--- BEGIN Records provided ---

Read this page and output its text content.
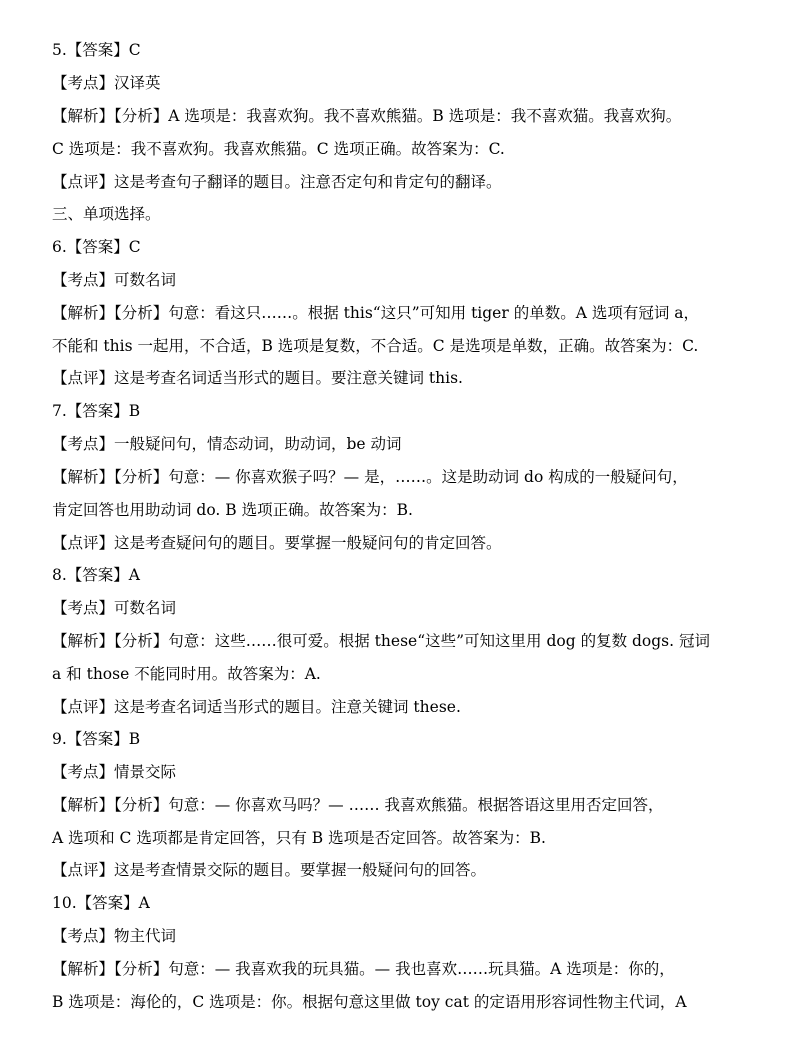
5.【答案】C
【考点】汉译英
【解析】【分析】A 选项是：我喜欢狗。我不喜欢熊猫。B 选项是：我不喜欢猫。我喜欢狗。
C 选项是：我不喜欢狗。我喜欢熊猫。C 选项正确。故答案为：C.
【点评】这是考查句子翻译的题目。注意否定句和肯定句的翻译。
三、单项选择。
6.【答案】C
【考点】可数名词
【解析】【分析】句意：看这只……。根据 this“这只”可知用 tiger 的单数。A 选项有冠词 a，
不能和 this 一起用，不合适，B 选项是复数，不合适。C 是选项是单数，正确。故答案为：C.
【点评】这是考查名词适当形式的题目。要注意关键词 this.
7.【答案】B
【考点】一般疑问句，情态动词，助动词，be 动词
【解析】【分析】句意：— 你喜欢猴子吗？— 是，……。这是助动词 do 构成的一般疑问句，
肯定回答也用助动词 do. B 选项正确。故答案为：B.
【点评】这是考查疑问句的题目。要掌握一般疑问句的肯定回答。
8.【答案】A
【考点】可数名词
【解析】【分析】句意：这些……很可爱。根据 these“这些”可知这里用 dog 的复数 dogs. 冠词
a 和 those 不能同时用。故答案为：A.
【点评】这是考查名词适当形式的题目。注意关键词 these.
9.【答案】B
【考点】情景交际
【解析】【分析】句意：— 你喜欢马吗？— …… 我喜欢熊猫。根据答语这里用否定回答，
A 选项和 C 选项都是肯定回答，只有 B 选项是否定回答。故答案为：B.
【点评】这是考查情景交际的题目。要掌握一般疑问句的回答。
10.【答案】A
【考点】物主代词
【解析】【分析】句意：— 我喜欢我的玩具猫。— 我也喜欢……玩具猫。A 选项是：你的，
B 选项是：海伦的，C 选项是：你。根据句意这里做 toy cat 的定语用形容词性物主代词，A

--- END Records provided ---

Aim of the task
Where does the word "故答案为" appear in the listing? List each line that holds it.

Response
C 选项是：我不喜欢狗。我喜欢熊猫。C 选项正确。故答案为：C.
不能和 this 一起用，不合适，B 选项是复数，不合适。C 是选项是单数，正确。故答案为：C.
肯定回答也用助动词 do. B 选项正确。故答案为：B.
a 和 those 不能同时用。故答案为：A.
A 选项和 C 选项都是肯定回答，只有 B 选项是否定回答。故答案为：B.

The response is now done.